Exercise goal -> In full and without alteration, give the listing again.
+++
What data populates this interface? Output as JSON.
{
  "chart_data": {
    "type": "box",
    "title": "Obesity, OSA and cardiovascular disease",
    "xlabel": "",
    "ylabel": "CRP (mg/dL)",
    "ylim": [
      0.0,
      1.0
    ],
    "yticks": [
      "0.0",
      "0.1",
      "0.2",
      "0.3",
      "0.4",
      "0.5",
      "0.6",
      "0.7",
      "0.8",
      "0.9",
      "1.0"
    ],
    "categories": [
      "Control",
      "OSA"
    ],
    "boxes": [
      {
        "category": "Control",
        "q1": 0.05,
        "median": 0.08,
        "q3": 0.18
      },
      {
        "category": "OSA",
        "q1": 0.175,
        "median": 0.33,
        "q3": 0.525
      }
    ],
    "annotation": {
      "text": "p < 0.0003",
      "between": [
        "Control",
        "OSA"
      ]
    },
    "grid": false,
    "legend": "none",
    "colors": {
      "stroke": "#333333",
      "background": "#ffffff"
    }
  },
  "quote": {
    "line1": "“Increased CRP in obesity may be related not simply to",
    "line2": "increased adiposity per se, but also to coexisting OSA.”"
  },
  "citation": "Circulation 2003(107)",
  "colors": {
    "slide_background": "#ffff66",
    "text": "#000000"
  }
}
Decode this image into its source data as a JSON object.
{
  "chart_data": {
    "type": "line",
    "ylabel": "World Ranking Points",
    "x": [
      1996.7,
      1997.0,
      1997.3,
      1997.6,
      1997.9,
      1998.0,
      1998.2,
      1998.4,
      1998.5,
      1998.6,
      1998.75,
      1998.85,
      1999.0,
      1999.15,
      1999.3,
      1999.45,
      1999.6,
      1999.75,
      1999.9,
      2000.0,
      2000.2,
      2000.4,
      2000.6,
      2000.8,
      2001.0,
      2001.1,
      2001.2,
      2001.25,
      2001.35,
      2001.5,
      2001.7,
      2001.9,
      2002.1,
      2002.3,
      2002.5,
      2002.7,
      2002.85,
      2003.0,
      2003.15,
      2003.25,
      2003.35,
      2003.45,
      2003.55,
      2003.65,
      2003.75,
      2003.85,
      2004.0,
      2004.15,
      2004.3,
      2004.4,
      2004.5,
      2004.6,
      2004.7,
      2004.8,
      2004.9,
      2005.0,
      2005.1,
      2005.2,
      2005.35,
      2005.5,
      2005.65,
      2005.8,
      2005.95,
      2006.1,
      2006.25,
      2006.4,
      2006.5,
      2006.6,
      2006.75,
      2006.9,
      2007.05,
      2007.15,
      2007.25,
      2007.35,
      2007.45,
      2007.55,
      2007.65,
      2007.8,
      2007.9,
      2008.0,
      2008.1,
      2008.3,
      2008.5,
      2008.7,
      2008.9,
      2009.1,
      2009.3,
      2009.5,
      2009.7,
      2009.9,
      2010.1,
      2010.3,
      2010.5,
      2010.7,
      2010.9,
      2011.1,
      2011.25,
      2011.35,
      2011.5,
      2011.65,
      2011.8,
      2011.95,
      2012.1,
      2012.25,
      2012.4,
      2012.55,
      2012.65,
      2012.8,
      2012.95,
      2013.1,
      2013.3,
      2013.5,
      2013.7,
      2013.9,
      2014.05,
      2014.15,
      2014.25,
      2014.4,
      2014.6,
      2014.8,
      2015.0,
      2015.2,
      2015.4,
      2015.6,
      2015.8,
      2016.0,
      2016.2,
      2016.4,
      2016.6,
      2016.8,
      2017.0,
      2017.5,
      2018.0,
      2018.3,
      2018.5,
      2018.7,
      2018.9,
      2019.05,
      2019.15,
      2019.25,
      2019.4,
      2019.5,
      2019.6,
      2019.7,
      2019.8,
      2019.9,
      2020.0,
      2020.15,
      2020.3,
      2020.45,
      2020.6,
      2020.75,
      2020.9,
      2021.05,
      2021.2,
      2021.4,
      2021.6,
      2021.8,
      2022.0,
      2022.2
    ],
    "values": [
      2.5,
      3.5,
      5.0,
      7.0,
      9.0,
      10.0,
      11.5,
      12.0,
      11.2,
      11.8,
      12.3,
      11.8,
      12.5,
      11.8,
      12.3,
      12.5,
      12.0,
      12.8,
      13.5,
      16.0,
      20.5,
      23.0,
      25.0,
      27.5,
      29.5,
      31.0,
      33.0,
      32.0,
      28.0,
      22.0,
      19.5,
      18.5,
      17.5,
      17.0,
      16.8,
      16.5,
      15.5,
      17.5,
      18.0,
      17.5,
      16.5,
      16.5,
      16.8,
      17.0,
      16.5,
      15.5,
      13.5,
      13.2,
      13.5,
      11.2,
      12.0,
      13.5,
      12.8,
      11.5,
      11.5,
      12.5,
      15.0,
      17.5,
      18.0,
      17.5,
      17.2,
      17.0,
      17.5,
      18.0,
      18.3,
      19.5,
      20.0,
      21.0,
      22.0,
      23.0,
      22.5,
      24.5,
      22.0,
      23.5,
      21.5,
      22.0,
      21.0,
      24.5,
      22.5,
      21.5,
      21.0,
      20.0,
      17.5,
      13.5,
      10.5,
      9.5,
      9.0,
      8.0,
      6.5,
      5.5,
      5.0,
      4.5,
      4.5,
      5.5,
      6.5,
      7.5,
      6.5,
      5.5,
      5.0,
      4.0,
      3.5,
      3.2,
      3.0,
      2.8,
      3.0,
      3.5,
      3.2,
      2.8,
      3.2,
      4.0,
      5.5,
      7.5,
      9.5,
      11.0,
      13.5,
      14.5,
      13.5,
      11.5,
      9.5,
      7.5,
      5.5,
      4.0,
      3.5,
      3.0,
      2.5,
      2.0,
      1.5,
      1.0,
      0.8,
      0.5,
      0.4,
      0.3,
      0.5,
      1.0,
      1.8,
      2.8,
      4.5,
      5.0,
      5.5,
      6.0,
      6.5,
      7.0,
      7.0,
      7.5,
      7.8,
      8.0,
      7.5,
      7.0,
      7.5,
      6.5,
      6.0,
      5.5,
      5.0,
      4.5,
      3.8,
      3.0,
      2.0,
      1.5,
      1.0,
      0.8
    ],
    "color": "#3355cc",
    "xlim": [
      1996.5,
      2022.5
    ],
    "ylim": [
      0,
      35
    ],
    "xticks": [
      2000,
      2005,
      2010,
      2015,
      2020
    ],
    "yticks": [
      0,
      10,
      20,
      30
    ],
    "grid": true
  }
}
+++
Solved exercise ->
What data populates this interface? Output as JSON.
{
  "chart_data": {
    "type": "box",
    "title": "Obesity, OSA and cardiovascular disease",
    "xlabel": "",
    "ylabel": "CRP (mg/dL)",
    "ylim": [
      0.0,
      1.0
    ],
    "yticks": [
      "0.0",
      "0.1",
      "0.2",
      "0.3",
      "0.4",
      "0.5",
      "0.6",
      "0.7",
      "0.8",
      "0.9",
      "1.0"
    ],
    "categories": [
      "Control",
      "OSA"
    ],
    "boxes": [
      {
        "category": "Control",
        "q1": 0.05,
        "median": 0.08,
        "q3": 0.18
      },
      {
        "category": "OSA",
        "q1": 0.175,
        "median": 0.33,
        "q3": 0.525
      }
    ],
    "annotation": {
      "text": "p < 0.0003",
      "between": [
        "Control",
        "OSA"
      ]
    },
    "grid": false,
    "legend": "none",
    "colors": {
      "stroke": "#333333",
      "background": "#ffffff"
    }
  },
  "quote": {
    "line1": "“Increased CRP in obesity may be related not simply to",
    "line2": "increased adiposity per se, but also to coexisting OSA.”"
  },
  "citation": "Circulation 2003(107)",
  "colors": {
    "slide_background": "#ffff66",
    "text": "#000000"
  }
}
Decode this image into its source data as a JSON object.
{
  "chart_data": {
    "type": "line",
    "ylabel": "World Ranking Points",
    "x": [
      1996.7,
      1997.0,
      1997.3,
      1997.6,
      1997.9,
      1998.0,
      1998.2,
      1998.4,
      1998.5,
      1998.6,
      1998.75,
      1998.85,
      1999.0,
      1999.15,
      1999.3,
      1999.45,
      1999.6,
      1999.75,
      1999.9,
      2000.0,
      2000.2,
      2000.4,
      2000.6,
      2000.8,
      2001.0,
      2001.1,
      2001.2,
      2001.25,
      2001.35,
      2001.5,
      2001.7,
      2001.9,
      2002.1,
      2002.3,
      2002.5,
      2002.7,
      2002.85,
      2003.0,
      2003.15,
      2003.25,
      2003.35,
      2003.45,
      2003.55,
      2003.65,
      2003.75,
      2003.85,
      2004.0,
      2004.15,
      2004.3,
      2004.4,
      2004.5,
      2004.6,
      2004.7,
      2004.8,
      2004.9,
      2005.0,
      2005.1,
      2005.2,
      2005.35,
      2005.5,
      2005.65,
      2005.8,
      2005.95,
      2006.1,
      2006.25,
      2006.4,
      2006.5,
      2006.6,
      2006.75,
      2006.9,
      2007.05,
      2007.15,
      2007.25,
      2007.35,
      2007.45,
      2007.55,
      2007.65,
      2007.8,
      2007.9,
      2008.0,
      2008.1,
      2008.3,
      2008.5,
      2008.7,
      2008.9,
      2009.1,
      2009.3,
      2009.5,
      2009.7,
      2009.9,
      2010.1,
      2010.3,
      2010.5,
      2010.7,
      2010.9,
      2011.1,
      2011.25,
      2011.35,
      2011.5,
      2011.65,
      2011.8,
      2011.95,
      2012.1,
      2012.25,
      2012.4,
      2012.55,
      2012.65,
      2012.8,
      2012.95,
      2013.1,
      2013.3,
      2013.5,
      2013.7,
      2013.9,
      2014.05,
      2014.15,
      2014.25,
      2014.4,
      2014.6,
      2014.8,
      2015.0,
      2015.2,
      2015.4,
      2015.6,
      2015.8,
      2016.0,
      2016.2,
      2016.4,
      2016.6,
      2016.8,
      2017.0,
      2017.5,
      2018.0,
      2018.3,
      2018.5,
      2018.7,
      2018.9,
      2019.05,
      2019.15,
      2019.25,
      2019.4,
      2019.5,
      2019.6,
      2019.7,
      2019.8,
      2019.9,
      2020.0,
      2020.15,
      2020.3,
      2020.45,
      2020.6,
      2020.75,
      2020.9,
      2021.05,
      2021.2,
      2021.4,
      2021.6,
      2021.8,
      2022.0,
      2022.2
    ],
    "values": [
      2.5,
      3.5,
      5.0,
      7.0,
      9.0,
      10.0,
      11.5,
      12.0,
      11.2,
      11.8,
      12.3,
      11.8,
      12.5,
      11.8,
      12.3,
      12.5,
      12.0,
      12.8,
      13.5,
      16.0,
      20.5,
      23.0,
      25.0,
      27.5,
      29.5,
      31.0,
      33.0,
      32.0,
      28.0,
      22.0,
      19.5,
      18.5,
      17.5,
      17.0,
      16.8,
      16.5,
      15.5,
      17.5,
      18.0,
      17.5,
      16.5,
      16.5,
      16.8,
      17.0,
      16.5,
      15.5,
      13.5,
      13.2,
      13.5,
      11.2,
      12.0,
      13.5,
      12.8,
      11.5,
      11.5,
      12.5,
      15.0,
      17.5,
      18.0,
      17.5,
      17.2,
      17.0,
      17.5,
      18.0,
      18.3,
      19.5,
      20.0,
      21.0,
      22.0,
      23.0,
      22.5,
      24.5,
      22.0,
      23.5,
      21.5,
      22.0,
      21.0,
      24.5,
      22.5,
      21.5,
      21.0,
      20.0,
      17.5,
      13.5,
      10.5,
      9.5,
      9.0,
      8.0,
      6.5,
      5.5,
      5.0,
      4.5,
      4.5,
      5.5,
      6.5,
      7.5,
      6.5,
      5.5,
      5.0,
      4.0,
      3.5,
      3.2,
      3.0,
      2.8,
      3.0,
      3.5,
      3.2,
      2.8,
      3.2,
      4.0,
      5.5,
      7.5,
      9.5,
      11.0,
      13.5,
      14.5,
      13.5,
      11.5,
      9.5,
      7.5,
      5.5,
      4.0,
      3.5,
      3.0,
      2.5,
      2.0,
      1.5,
      1.0,
      0.8,
      0.5,
      0.4,
      0.3,
      0.5,
      1.0,
      1.8,
      2.8,
      4.5,
      5.0,
      5.5,
      6.0,
      6.5,
      7.0,
      7.0,
      7.5,
      7.8,
      8.0,
      7.5,
      7.0,
      7.5,
      6.5,
      6.0,
      5.5,
      5.0,
      4.5,
      3.8,
      3.0,
      2.0,
      1.5,
      1.0,
      0.8
    ],
    "color": "#3355cc",
    "xlim": [
      1996.5,
      2022.5
    ],
    "ylim": [
      0,
      35
    ],
    "xticks": [
      2000,
      2005,
      2010,
      2015,
      2020
    ],
    "yticks": [
      0,
      10,
      20,
      30
    ],
    "grid": true
  }
}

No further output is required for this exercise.